Write the records out again, precisely as they stand.
>> Begin Provided data
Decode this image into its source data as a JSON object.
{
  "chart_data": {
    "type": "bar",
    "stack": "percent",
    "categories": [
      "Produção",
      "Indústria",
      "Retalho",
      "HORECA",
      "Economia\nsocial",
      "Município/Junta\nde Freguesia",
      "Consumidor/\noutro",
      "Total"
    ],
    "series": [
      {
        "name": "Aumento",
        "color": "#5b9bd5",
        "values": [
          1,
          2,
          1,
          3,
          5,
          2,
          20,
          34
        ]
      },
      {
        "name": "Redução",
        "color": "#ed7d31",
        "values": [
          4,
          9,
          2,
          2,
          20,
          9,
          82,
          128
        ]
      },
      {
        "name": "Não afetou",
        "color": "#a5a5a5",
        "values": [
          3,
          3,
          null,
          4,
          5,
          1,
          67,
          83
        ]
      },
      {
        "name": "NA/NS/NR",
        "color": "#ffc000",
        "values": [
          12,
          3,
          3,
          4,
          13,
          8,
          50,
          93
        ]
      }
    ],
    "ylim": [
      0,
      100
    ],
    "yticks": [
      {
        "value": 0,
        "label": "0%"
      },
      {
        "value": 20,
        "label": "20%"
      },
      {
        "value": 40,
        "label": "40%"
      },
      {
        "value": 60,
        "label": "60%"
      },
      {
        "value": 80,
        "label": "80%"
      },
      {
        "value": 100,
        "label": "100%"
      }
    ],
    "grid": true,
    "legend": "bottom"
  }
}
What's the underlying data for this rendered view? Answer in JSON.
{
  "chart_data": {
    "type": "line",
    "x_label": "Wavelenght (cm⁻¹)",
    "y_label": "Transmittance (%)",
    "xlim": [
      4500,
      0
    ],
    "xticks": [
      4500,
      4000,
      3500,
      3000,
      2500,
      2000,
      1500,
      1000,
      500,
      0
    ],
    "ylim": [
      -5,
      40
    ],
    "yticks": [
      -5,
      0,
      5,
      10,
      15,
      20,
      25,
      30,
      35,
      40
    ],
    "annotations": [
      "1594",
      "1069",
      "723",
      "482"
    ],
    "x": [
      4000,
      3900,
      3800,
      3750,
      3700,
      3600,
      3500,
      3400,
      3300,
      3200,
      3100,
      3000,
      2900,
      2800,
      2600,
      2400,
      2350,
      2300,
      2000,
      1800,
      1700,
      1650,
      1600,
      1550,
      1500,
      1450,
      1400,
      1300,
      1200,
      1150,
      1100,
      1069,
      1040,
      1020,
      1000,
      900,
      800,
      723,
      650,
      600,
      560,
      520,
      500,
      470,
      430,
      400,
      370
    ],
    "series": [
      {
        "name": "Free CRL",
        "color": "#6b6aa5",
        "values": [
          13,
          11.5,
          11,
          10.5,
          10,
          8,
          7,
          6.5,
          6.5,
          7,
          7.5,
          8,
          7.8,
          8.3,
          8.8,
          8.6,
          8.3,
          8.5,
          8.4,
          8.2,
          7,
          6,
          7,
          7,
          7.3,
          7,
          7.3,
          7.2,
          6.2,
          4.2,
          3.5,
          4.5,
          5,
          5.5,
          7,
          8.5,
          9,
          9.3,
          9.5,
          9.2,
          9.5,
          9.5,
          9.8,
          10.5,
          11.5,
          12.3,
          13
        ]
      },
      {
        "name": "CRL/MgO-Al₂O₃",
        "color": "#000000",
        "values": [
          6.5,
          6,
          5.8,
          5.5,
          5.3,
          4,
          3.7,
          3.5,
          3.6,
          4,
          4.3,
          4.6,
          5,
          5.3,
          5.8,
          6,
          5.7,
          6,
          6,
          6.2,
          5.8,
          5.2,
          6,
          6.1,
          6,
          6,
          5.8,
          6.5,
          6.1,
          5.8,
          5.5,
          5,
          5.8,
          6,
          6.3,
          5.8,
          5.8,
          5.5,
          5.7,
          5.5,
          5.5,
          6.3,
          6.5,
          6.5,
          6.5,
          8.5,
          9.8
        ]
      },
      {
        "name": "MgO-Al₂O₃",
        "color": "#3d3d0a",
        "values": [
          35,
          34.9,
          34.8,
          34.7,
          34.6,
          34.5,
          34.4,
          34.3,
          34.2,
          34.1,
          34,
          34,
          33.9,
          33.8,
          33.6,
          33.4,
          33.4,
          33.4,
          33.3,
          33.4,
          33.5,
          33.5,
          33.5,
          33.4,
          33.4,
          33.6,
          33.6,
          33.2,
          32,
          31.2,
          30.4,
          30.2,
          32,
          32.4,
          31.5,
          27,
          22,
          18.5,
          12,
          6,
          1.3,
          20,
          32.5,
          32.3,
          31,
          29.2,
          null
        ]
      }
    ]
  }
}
>> End Provided data
▸ **Reply to the task**:
Decode this image into its source data as a JSON object.
{
  "chart_data": {
    "type": "bar",
    "stack": "percent",
    "categories": [
      "Produção",
      "Indústria",
      "Retalho",
      "HORECA",
      "Economia\nsocial",
      "Município/Junta\nde Freguesia",
      "Consumidor/\noutro",
      "Total"
    ],
    "series": [
      {
        "name": "Aumento",
        "color": "#5b9bd5",
        "values": [
          1,
          2,
          1,
          3,
          5,
          2,
          20,
          34
        ]
      },
      {
        "name": "Redução",
        "color": "#ed7d31",
        "values": [
          4,
          9,
          2,
          2,
          20,
          9,
          82,
          128
        ]
      },
      {
        "name": "Não afetou",
        "color": "#a5a5a5",
        "values": [
          3,
          3,
          null,
          4,
          5,
          1,
          67,
          83
        ]
      },
      {
        "name": "NA/NS/NR",
        "color": "#ffc000",
        "values": [
          12,
          3,
          3,
          4,
          13,
          8,
          50,
          93
        ]
      }
    ],
    "ylim": [
      0,
      100
    ],
    "yticks": [
      {
        "value": 0,
        "label": "0%"
      },
      {
        "value": 20,
        "label": "20%"
      },
      {
        "value": 40,
        "label": "40%"
      },
      {
        "value": 60,
        "label": "60%"
      },
      {
        "value": 80,
        "label": "80%"
      },
      {
        "value": 100,
        "label": "100%"
      }
    ],
    "grid": true,
    "legend": "bottom"
  }
}
What's the underlying data for this rendered view? Answer in JSON.
{
  "chart_data": {
    "type": "line",
    "x_label": "Wavelenght (cm⁻¹)",
    "y_label": "Transmittance (%)",
    "xlim": [
      4500,
      0
    ],
    "xticks": [
      4500,
      4000,
      3500,
      3000,
      2500,
      2000,
      1500,
      1000,
      500,
      0
    ],
    "ylim": [
      -5,
      40
    ],
    "yticks": [
      -5,
      0,
      5,
      10,
      15,
      20,
      25,
      30,
      35,
      40
    ],
    "annotations": [
      "1594",
      "1069",
      "723",
      "482"
    ],
    "x": [
      4000,
      3900,
      3800,
      3750,
      3700,
      3600,
      3500,
      3400,
      3300,
      3200,
      3100,
      3000,
      2900,
      2800,
      2600,
      2400,
      2350,
      2300,
      2000,
      1800,
      1700,
      1650,
      1600,
      1550,
      1500,
      1450,
      1400,
      1300,
      1200,
      1150,
      1100,
      1069,
      1040,
      1020,
      1000,
      900,
      800,
      723,
      650,
      600,
      560,
      520,
      500,
      470,
      430,
      400,
      370
    ],
    "series": [
      {
        "name": "Free CRL",
        "color": "#6b6aa5",
        "values": [
          13,
          11.5,
          11,
          10.5,
          10,
          8,
          7,
          6.5,
          6.5,
          7,
          7.5,
          8,
          7.8,
          8.3,
          8.8,
          8.6,
          8.3,
          8.5,
          8.4,
          8.2,
          7,
          6,
          7,
          7,
          7.3,
          7,
          7.3,
          7.2,
          6.2,
          4.2,
          3.5,
          4.5,
          5,
          5.5,
          7,
          8.5,
          9,
          9.3,
          9.5,
          9.2,
          9.5,
          9.5,
          9.8,
          10.5,
          11.5,
          12.3,
          13
        ]
      },
      {
        "name": "CRL/MgO-Al₂O₃",
        "color": "#000000",
        "values": [
          6.5,
          6,
          5.8,
          5.5,
          5.3,
          4,
          3.7,
          3.5,
          3.6,
          4,
          4.3,
          4.6,
          5,
          5.3,
          5.8,
          6,
          5.7,
          6,
          6,
          6.2,
          5.8,
          5.2,
          6,
          6.1,
          6,
          6,
          5.8,
          6.5,
          6.1,
          5.8,
          5.5,
          5,
          5.8,
          6,
          6.3,
          5.8,
          5.8,
          5.5,
          5.7,
          5.5,
          5.5,
          6.3,
          6.5,
          6.5,
          6.5,
          8.5,
          9.8
        ]
      },
      {
        "name": "MgO-Al₂O₃",
        "color": "#3d3d0a",
        "values": [
          35,
          34.9,
          34.8,
          34.7,
          34.6,
          34.5,
          34.4,
          34.3,
          34.2,
          34.1,
          34,
          34,
          33.9,
          33.8,
          33.6,
          33.4,
          33.4,
          33.4,
          33.3,
          33.4,
          33.5,
          33.5,
          33.5,
          33.4,
          33.4,
          33.6,
          33.6,
          33.2,
          32,
          31.2,
          30.4,
          30.2,
          32,
          32.4,
          31.5,
          27,
          22,
          18.5,
          12,
          6,
          1.3,
          20,
          32.5,
          32.3,
          31,
          29.2,
          null
        ]
      }
    ]
  }
}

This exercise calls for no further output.